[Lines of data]
>> START
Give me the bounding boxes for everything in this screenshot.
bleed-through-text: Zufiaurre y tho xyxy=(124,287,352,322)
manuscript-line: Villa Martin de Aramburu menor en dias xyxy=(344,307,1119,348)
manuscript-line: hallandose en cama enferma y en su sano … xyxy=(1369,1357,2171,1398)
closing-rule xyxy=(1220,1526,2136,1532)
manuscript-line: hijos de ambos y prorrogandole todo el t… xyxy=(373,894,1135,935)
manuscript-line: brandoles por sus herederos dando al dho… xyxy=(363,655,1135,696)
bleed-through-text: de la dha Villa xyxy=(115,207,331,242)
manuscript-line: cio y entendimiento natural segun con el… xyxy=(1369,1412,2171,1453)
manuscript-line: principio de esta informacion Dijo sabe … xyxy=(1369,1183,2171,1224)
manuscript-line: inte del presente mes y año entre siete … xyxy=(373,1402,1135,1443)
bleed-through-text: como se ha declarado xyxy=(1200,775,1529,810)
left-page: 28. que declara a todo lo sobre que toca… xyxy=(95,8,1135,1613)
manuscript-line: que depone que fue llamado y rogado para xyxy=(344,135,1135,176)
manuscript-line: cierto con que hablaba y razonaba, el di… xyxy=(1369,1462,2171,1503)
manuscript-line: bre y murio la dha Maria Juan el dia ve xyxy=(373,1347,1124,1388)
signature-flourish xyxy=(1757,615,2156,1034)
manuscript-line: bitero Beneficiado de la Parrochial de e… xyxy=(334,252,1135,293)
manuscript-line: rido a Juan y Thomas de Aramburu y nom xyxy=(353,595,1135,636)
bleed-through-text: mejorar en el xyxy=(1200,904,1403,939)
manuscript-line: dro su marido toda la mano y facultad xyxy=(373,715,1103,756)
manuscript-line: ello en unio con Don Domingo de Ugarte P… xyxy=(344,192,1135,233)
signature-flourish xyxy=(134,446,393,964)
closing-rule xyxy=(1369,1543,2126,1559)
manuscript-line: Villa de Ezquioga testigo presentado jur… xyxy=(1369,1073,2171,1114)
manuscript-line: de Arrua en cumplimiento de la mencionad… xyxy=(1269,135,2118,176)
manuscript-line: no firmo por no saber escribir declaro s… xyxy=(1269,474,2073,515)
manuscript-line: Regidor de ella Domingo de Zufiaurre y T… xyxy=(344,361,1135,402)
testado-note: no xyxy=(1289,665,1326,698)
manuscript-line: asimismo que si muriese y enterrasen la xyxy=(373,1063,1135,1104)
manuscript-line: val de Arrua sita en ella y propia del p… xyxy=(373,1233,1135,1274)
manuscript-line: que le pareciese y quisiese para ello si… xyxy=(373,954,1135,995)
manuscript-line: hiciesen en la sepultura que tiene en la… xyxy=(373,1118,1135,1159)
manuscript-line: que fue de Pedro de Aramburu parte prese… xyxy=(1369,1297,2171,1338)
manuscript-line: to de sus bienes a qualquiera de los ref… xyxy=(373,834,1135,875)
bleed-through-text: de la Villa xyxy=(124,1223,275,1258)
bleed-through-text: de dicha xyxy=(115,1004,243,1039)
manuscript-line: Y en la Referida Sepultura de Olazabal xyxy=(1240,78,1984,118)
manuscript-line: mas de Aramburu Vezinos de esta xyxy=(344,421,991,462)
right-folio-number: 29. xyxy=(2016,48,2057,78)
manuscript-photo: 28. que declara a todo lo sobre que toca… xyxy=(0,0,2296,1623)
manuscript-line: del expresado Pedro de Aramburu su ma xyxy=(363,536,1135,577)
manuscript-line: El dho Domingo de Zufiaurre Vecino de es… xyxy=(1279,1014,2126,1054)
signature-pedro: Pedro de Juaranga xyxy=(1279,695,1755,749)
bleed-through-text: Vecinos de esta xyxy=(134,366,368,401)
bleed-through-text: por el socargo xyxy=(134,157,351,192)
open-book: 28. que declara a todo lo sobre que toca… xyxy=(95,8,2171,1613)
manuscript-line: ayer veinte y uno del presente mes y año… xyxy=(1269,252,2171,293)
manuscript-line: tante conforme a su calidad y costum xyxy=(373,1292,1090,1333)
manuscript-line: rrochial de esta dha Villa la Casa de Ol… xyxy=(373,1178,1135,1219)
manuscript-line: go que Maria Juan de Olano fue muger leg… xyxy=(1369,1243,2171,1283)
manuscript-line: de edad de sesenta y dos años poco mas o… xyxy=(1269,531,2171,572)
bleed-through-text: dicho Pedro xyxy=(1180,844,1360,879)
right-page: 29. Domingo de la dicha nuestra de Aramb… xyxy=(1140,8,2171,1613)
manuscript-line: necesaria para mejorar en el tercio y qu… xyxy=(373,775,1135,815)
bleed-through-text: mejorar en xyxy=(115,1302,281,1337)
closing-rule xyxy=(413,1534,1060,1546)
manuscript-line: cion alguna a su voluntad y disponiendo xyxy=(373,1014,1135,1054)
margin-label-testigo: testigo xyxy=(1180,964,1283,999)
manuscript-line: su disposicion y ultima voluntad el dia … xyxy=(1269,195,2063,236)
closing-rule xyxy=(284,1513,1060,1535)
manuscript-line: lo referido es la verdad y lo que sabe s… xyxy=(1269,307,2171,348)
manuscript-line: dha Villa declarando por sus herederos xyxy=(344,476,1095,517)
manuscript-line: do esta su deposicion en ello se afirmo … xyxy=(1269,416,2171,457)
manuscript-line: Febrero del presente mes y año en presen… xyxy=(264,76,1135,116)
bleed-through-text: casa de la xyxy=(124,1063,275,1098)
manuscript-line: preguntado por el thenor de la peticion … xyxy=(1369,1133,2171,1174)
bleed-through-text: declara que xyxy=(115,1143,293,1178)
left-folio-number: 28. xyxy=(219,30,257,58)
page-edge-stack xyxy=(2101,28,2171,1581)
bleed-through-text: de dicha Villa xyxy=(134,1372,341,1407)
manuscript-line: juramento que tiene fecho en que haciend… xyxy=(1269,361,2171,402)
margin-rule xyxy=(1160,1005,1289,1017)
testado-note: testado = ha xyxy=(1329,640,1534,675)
>> END
AIM OF THE TASK.
Can you print every line of the material above without changing a single character?

COMPLETED EXERCISE.
Give me the bounding boxes for everything in this screenshot.
bleed-through-text: Zufiaurre y tho xyxy=(124,287,352,322)
manuscript-line: Villa Martin de Aramburu menor en dias xyxy=(344,307,1119,348)
manuscript-line: hallandose en cama enferma y en su sano … xyxy=(1369,1357,2171,1398)
closing-rule xyxy=(1220,1526,2136,1532)
manuscript-line: hijos de ambos y prorrogandole todo el t… xyxy=(373,894,1135,935)
manuscript-line: brandoles por sus herederos dando al dho… xyxy=(363,655,1135,696)
bleed-through-text: de la dha Villa xyxy=(115,207,331,242)
manuscript-line: cio y entendimiento natural segun con el… xyxy=(1369,1412,2171,1453)
manuscript-line: principio de esta informacion Dijo sabe … xyxy=(1369,1183,2171,1224)
manuscript-line: inte del presente mes y año entre siete … xyxy=(373,1402,1135,1443)
bleed-through-text: como se ha declarado xyxy=(1200,775,1529,810)
left-page: 28. que declara a todo lo sobre que toca… xyxy=(95,8,1135,1613)
manuscript-line: que depone que fue llamado y rogado para xyxy=(344,135,1135,176)
manuscript-line: cierto con que hablaba y razonaba, el di… xyxy=(1369,1462,2171,1503)
manuscript-line: bre y murio la dha Maria Juan el dia ve xyxy=(373,1347,1124,1388)
signature-flourish xyxy=(1757,615,2156,1034)
manuscript-line: bitero Beneficiado de la Parrochial de e… xyxy=(334,252,1135,293)
manuscript-line: rido a Juan y Thomas de Aramburu y nom xyxy=(353,595,1135,636)
bleed-through-text: mejorar en el xyxy=(1200,904,1403,939)
manuscript-line: dro su marido toda la mano y facultad xyxy=(373,715,1103,756)
manuscript-line: ello en unio con Don Domingo de Ugarte P… xyxy=(344,192,1135,233)
signature-flourish xyxy=(134,446,393,964)
closing-rule xyxy=(1369,1543,2126,1559)
manuscript-line: Villa de Ezquioga testigo presentado jur… xyxy=(1369,1073,2171,1114)
manuscript-line: de Arrua en cumplimiento de la mencionad… xyxy=(1269,135,2118,176)
manuscript-line: no firmo por no saber escribir declaro s… xyxy=(1269,474,2073,515)
manuscript-line: Regidor de ella Domingo de Zufiaurre y T… xyxy=(344,361,1135,402)
testado-note: no xyxy=(1289,665,1326,698)
manuscript-line: asimismo que si muriese y enterrasen la xyxy=(373,1063,1135,1104)
manuscript-line: val de Arrua sita en ella y propia del p… xyxy=(373,1233,1135,1274)
manuscript-line: que le pareciese y quisiese para ello si… xyxy=(373,954,1135,995)
manuscript-line: hiciesen en la sepultura que tiene en la… xyxy=(373,1118,1135,1159)
manuscript-line: que fue de Pedro de Aramburu parte prese… xyxy=(1369,1297,2171,1338)
manuscript-line: to de sus bienes a qualquiera de los ref… xyxy=(373,834,1135,875)
bleed-through-text: de la Villa xyxy=(124,1223,275,1258)
bleed-through-text: de dicha xyxy=(115,1004,243,1039)
manuscript-line: Y en la Referida Sepultura de Olazabal xyxy=(1240,78,1984,118)
manuscript-line: mas de Aramburu Vezinos de esta xyxy=(344,421,991,462)
right-folio-number: 29. xyxy=(2016,48,2057,78)
manuscript-photo: 28. que declara a todo lo sobre que toca… xyxy=(0,0,2296,1623)
manuscript-line: del expresado Pedro de Aramburu su ma xyxy=(363,536,1135,577)
manuscript-line: El dho Domingo de Zufiaurre Vecino de es… xyxy=(1279,1014,2126,1054)
signature-pedro: Pedro de Juaranga xyxy=(1279,695,1755,749)
bleed-through-text: Vecinos de esta xyxy=(134,366,368,401)
bleed-through-text: por el socargo xyxy=(134,157,351,192)
open-book: 28. que declara a todo lo sobre que toca… xyxy=(95,8,2171,1613)
manuscript-line: ayer veinte y uno del presente mes y año… xyxy=(1269,252,2171,293)
manuscript-line: tante conforme a su calidad y costum xyxy=(373,1292,1090,1333)
manuscript-line: rrochial de esta dha Villa la Casa de Ol… xyxy=(373,1178,1135,1219)
manuscript-line: go que Maria Juan de Olano fue muger leg… xyxy=(1369,1243,2171,1283)
manuscript-line: de edad de sesenta y dos años poco mas o… xyxy=(1269,531,2171,572)
bleed-through-text: dicho Pedro xyxy=(1180,844,1360,879)
right-page: 29. Domingo de la dicha nuestra de Aramb… xyxy=(1140,8,2171,1613)
manuscript-line: necesaria para mejorar en el tercio y qu… xyxy=(373,775,1135,815)
bleed-through-text: mejorar en xyxy=(115,1302,281,1337)
closing-rule xyxy=(413,1534,1060,1546)
manuscript-line: cion alguna a su voluntad y disponiendo xyxy=(373,1014,1135,1054)
margin-label-testigo: testigo xyxy=(1180,964,1283,999)
manuscript-line: su disposicion y ultima voluntad el dia … xyxy=(1269,195,2063,236)
closing-rule xyxy=(284,1513,1060,1535)
manuscript-line: lo referido es la verdad y lo que sabe s… xyxy=(1269,307,2171,348)
manuscript-line: dha Villa declarando por sus herederos xyxy=(344,476,1095,517)
manuscript-line: do esta su deposicion en ello se afirmo … xyxy=(1269,416,2171,457)
manuscript-line: Febrero del presente mes y año en presen… xyxy=(264,76,1135,116)
bleed-through-text: casa de la xyxy=(124,1063,275,1098)
manuscript-line: preguntado por el thenor de la peticion … xyxy=(1369,1133,2171,1174)
bleed-through-text: declara que xyxy=(115,1143,293,1178)
left-folio-number: 28. xyxy=(219,30,257,58)
page-edge-stack xyxy=(2101,28,2171,1581)
bleed-through-text: de dicha Villa xyxy=(134,1372,341,1407)
manuscript-line: juramento que tiene fecho en que haciend… xyxy=(1269,361,2171,402)
margin-rule xyxy=(1160,1005,1289,1017)
testado-note: testado = ha xyxy=(1329,640,1534,675)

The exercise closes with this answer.